PROMPT —
Look over the lines below. Report each one that includes the string "JSON".
- - - -
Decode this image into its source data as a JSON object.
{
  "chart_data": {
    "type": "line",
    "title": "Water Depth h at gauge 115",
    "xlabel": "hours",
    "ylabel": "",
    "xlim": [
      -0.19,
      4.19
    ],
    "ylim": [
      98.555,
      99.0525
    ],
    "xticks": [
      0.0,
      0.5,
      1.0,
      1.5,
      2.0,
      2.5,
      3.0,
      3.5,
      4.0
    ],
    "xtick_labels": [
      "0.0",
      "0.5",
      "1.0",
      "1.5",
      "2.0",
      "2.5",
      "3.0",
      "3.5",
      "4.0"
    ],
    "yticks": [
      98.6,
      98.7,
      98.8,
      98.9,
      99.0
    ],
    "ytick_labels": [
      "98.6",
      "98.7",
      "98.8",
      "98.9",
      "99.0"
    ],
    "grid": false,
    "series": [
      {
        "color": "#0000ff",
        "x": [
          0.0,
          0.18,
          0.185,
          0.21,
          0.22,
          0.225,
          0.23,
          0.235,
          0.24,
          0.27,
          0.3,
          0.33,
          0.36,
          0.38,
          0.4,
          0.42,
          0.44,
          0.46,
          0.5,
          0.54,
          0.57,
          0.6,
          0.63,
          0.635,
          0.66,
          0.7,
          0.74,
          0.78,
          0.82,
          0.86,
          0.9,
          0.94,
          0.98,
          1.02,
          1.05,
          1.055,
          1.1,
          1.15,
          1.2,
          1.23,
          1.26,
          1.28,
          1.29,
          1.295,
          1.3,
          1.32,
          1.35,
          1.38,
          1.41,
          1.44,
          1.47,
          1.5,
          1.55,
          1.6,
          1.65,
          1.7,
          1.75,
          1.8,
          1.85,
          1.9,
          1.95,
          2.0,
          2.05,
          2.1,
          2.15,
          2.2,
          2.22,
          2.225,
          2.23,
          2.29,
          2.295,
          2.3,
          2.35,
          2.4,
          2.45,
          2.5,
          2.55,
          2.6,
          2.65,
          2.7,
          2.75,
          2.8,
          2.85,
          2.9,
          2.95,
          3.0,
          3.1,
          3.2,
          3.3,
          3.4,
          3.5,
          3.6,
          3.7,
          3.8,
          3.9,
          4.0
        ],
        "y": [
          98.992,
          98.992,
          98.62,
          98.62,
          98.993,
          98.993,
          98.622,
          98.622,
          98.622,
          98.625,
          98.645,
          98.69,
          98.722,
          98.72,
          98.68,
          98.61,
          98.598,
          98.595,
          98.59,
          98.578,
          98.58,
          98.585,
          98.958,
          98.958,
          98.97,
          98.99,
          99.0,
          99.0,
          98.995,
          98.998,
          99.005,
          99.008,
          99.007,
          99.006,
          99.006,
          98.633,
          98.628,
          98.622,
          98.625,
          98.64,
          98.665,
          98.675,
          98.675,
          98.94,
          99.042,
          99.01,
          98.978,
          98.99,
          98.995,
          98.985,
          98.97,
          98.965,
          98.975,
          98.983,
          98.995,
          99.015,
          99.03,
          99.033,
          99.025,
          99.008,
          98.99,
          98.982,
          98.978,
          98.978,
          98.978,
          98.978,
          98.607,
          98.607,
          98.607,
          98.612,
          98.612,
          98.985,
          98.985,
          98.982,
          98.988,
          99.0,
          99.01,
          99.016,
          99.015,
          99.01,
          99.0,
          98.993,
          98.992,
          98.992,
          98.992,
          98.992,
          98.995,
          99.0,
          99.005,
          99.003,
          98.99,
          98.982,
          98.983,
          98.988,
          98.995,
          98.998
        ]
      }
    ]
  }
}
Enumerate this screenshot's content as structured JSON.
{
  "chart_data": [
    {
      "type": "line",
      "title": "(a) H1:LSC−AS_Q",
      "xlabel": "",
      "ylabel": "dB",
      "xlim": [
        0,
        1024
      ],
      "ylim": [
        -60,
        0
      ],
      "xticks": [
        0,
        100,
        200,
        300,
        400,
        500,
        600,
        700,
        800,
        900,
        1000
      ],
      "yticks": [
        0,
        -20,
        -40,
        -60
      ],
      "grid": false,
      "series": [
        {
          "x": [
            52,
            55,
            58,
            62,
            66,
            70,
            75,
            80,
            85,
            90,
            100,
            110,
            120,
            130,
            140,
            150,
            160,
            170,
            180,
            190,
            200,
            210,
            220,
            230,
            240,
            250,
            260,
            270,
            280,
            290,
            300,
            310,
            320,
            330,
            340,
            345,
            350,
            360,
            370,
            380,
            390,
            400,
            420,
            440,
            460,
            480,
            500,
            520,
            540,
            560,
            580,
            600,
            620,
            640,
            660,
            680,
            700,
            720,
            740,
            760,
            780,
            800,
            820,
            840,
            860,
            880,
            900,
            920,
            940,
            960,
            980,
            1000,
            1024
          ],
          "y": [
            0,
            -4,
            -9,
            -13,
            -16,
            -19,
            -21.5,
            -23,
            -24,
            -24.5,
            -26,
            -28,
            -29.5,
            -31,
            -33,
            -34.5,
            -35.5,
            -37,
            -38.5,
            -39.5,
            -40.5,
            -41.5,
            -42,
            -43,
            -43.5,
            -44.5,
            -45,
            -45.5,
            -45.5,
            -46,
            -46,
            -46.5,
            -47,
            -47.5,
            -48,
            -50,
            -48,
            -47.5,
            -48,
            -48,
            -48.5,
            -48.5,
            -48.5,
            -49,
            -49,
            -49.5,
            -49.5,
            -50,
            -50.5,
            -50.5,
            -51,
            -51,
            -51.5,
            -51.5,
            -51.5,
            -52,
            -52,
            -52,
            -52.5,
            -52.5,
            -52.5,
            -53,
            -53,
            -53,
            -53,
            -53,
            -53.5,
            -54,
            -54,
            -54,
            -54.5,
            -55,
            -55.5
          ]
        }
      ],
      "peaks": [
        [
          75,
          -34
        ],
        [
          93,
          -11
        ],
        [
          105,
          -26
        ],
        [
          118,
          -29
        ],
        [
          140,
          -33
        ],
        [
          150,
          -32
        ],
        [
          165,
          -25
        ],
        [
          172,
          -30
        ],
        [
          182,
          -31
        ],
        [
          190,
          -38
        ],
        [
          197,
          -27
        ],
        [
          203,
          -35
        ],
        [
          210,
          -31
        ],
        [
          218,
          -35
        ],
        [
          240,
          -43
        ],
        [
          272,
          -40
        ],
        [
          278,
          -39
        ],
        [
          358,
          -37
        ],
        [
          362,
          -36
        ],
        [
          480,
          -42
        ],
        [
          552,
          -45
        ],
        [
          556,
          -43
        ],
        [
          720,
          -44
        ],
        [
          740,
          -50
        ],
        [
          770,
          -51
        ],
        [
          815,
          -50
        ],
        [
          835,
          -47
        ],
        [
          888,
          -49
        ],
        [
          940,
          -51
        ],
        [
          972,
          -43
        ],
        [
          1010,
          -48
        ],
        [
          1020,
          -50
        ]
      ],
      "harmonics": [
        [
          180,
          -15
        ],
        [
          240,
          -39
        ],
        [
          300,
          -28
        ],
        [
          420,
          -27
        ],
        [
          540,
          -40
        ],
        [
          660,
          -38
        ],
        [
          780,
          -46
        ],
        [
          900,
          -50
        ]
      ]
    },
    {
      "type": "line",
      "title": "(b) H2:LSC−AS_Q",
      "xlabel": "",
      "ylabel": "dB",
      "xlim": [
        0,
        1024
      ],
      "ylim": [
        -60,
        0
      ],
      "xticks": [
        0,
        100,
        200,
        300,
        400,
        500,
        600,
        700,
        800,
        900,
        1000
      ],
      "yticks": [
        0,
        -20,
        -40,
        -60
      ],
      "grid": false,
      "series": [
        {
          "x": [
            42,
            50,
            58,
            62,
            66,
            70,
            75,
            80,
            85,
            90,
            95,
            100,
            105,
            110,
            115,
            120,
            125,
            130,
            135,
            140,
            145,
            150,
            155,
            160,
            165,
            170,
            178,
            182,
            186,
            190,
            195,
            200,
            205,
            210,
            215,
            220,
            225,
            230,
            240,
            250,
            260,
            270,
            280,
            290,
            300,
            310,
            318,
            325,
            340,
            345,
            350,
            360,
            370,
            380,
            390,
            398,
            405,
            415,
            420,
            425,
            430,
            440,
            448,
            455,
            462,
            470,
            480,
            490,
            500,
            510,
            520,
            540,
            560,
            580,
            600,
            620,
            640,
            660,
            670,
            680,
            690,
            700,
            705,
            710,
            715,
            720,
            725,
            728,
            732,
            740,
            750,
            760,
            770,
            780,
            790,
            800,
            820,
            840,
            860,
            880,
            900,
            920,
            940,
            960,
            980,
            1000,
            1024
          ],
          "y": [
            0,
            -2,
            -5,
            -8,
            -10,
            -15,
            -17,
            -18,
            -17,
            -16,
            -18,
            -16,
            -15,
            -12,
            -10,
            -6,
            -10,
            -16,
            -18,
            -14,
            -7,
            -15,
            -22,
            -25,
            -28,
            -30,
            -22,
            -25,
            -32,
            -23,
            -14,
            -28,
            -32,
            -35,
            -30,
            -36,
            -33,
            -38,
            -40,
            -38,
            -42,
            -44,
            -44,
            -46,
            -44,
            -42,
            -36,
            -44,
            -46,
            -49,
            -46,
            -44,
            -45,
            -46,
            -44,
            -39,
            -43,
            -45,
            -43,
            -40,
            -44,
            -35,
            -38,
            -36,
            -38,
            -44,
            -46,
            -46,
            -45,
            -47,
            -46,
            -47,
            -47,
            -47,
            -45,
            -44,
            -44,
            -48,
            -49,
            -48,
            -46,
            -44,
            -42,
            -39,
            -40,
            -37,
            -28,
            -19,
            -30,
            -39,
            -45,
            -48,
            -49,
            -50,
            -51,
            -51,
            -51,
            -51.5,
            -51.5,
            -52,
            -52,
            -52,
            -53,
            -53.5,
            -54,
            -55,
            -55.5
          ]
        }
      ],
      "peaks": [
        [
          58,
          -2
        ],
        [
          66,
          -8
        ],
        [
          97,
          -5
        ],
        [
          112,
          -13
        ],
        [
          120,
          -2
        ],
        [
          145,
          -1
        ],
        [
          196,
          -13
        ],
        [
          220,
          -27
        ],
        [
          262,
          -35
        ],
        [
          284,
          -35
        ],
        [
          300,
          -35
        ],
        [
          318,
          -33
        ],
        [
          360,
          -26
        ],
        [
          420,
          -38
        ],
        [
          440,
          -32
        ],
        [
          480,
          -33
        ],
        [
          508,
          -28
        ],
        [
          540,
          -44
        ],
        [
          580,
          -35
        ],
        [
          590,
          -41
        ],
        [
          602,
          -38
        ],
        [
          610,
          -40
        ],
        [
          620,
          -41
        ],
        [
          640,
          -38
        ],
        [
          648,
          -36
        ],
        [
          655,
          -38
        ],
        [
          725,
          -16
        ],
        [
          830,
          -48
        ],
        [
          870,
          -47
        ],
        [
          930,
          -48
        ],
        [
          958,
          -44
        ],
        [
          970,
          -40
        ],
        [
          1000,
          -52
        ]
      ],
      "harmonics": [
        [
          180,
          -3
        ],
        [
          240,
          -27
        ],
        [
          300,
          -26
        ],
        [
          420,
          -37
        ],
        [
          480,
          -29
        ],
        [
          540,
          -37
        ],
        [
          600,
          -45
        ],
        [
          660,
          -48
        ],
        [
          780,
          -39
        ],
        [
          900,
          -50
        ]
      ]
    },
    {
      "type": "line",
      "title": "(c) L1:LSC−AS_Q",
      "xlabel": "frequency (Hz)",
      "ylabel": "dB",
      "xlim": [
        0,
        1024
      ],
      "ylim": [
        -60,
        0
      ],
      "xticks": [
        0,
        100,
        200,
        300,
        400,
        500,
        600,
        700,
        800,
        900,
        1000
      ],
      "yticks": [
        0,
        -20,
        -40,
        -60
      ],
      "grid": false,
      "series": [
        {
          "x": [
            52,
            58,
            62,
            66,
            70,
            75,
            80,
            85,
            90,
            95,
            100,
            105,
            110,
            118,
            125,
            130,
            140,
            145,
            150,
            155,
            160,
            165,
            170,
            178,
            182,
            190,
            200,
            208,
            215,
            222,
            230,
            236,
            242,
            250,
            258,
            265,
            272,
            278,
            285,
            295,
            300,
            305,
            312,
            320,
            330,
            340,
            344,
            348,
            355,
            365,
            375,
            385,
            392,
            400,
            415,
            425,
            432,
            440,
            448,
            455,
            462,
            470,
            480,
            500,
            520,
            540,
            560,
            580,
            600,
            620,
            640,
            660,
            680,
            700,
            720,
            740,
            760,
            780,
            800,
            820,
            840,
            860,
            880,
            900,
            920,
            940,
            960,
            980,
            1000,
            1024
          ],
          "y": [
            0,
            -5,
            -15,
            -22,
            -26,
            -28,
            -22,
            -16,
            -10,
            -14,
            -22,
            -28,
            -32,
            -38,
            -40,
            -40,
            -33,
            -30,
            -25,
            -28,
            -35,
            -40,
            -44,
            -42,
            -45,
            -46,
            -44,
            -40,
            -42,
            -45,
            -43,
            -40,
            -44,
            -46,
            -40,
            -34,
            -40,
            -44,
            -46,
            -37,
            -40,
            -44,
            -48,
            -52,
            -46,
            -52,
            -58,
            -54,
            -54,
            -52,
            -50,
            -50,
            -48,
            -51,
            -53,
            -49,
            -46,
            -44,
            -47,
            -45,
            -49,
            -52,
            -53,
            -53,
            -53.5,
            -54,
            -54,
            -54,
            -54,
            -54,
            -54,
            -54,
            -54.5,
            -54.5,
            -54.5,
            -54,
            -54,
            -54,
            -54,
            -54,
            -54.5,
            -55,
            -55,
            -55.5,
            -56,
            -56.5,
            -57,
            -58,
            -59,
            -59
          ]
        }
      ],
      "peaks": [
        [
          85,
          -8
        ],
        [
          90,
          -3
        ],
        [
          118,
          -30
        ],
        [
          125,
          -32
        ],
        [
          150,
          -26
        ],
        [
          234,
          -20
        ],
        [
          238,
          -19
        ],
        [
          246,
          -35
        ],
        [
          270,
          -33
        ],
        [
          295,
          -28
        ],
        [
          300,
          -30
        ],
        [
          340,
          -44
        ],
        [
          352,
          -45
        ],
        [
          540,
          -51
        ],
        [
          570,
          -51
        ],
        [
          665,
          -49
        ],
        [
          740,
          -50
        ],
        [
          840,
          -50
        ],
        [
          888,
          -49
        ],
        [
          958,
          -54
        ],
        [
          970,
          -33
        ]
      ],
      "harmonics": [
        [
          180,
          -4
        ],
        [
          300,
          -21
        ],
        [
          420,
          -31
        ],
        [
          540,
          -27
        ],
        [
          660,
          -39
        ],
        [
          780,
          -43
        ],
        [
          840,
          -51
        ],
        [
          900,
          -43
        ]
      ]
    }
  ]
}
- - - -
WRITTEN ANSWER —
Decode this image into its source data as a JSON object.
Enumerate this screenshot's content as structured JSON.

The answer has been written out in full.